THE REQUEST:
Which lines below hold the word "name"? Copy all of them.

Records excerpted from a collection

··········

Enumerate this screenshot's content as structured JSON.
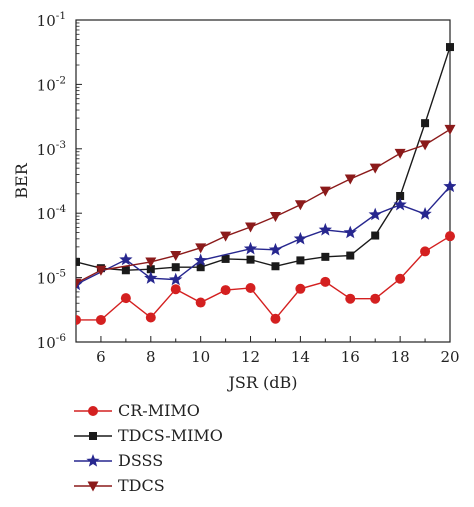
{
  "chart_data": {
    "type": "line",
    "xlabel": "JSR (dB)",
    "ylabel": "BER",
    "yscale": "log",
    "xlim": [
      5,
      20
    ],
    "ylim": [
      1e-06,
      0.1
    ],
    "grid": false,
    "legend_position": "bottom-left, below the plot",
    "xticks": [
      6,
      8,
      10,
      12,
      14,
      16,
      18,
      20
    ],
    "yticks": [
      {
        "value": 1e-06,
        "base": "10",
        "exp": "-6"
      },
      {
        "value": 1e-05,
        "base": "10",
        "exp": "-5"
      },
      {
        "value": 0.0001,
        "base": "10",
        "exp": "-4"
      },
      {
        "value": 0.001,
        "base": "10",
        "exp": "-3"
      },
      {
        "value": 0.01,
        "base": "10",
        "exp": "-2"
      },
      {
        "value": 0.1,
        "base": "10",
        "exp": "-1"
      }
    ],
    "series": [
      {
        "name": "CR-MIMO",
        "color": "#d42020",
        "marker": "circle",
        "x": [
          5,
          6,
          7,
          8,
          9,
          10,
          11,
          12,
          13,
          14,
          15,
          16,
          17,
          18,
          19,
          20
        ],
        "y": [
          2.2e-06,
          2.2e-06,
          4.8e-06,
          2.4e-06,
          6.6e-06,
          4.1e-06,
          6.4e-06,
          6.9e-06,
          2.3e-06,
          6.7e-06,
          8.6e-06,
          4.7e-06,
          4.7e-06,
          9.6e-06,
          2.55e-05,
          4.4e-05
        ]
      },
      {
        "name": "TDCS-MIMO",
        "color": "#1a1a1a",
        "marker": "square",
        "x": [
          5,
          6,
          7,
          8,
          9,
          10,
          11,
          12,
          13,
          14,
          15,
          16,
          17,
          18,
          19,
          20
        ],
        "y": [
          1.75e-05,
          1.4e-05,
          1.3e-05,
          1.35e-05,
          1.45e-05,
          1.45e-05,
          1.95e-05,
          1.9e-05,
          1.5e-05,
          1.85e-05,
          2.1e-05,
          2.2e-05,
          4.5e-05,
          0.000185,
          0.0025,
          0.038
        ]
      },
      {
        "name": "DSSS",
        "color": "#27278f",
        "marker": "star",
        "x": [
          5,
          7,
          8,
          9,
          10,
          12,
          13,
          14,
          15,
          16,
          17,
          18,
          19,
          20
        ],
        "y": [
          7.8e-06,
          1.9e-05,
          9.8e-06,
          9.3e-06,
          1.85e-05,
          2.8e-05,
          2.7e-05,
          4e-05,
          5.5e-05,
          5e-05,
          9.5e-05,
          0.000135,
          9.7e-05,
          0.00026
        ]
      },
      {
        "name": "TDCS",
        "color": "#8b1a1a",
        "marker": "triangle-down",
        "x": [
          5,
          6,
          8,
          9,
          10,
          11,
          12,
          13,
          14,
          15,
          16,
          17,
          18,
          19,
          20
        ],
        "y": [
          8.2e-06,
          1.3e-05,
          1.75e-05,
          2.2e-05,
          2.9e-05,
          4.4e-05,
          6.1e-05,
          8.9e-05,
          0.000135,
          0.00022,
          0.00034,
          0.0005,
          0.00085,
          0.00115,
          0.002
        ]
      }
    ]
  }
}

··········

ANSWER BELOW:
        "name": "CR-MIMO",
        "name": "TDCS-MIMO",
        "name": "DSSS",
        "name": "TDCS",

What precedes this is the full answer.